## [What you will do]
Transcribe the data that follows precisely, omitting nothing.

────────────────────────────────────────

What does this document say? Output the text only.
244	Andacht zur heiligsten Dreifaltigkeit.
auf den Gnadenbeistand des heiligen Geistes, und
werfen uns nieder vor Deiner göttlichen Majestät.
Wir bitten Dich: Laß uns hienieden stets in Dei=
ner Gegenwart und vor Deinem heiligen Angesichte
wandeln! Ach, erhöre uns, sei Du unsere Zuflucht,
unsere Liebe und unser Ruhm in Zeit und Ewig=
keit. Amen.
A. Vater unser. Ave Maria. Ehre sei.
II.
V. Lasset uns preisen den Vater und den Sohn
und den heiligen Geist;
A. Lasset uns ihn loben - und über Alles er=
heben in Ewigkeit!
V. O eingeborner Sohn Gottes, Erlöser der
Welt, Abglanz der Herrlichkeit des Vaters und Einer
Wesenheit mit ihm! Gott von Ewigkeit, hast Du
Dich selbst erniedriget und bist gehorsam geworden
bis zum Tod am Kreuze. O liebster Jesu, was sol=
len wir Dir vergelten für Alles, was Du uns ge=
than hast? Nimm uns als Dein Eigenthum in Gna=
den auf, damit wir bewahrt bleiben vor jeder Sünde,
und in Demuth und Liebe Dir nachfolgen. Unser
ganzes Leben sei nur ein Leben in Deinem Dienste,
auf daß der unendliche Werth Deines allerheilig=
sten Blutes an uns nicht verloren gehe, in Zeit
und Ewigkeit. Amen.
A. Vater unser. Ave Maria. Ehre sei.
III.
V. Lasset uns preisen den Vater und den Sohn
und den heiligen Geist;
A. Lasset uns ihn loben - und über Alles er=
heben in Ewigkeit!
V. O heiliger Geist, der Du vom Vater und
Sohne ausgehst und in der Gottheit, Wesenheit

────────────────────────────────────────

## [Reply to the task]
What does this document say? Output the text only.
244	Andacht zur heiligsten Dreifaltigkeit.
auf den Gnadenbeistand des heiligen Geistes, und
werfen uns nieder vor Deiner göttlichen Majestät.
Wir bitten Dich: Laß uns hienieden stets in Dei=
ner Gegenwart und vor Deinem heiligen Angesichte
wandeln! Ach, erhöre uns, sei Du unsere Zuflucht,
unsere Liebe und unser Ruhm in Zeit und Ewig=
keit. Amen.
A. Vater unser. Ave Maria. Ehre sei.
II.
V. Lasset uns preisen den Vater und den Sohn
und den heiligen Geist;
A. Lasset uns ihn loben - und über Alles er=
heben in Ewigkeit!
V. O eingeborner Sohn Gottes, Erlöser der
Welt, Abglanz der Herrlichkeit des Vaters und Einer
Wesenheit mit ihm! Gott von Ewigkeit, hast Du
Dich selbst erniedriget und bist gehorsam geworden
bis zum Tod am Kreuze. O liebster Jesu, was sol=
len wir Dir vergelten für Alles, was Du uns ge=
than hast? Nimm uns als Dein Eigenthum in Gna=
den auf, damit wir bewahrt bleiben vor jeder Sünde,
und in Demuth und Liebe Dir nachfolgen. Unser
ganzes Leben sei nur ein Leben in Deinem Dienste,
auf daß der unendliche Werth Deines allerheilig=
sten Blutes an uns nicht verloren gehe, in Zeit
und Ewigkeit. Amen.
A. Vater unser. Ave Maria. Ehre sei.
III.
V. Lasset uns preisen den Vater und den Sohn
und den heiligen Geist;
A. Lasset uns ihn loben - und über Alles er=
heben in Ewigkeit!
V. O heiliger Geist, der Du vom Vater und
Sohne ausgehst und in der Gottheit, Wesenheit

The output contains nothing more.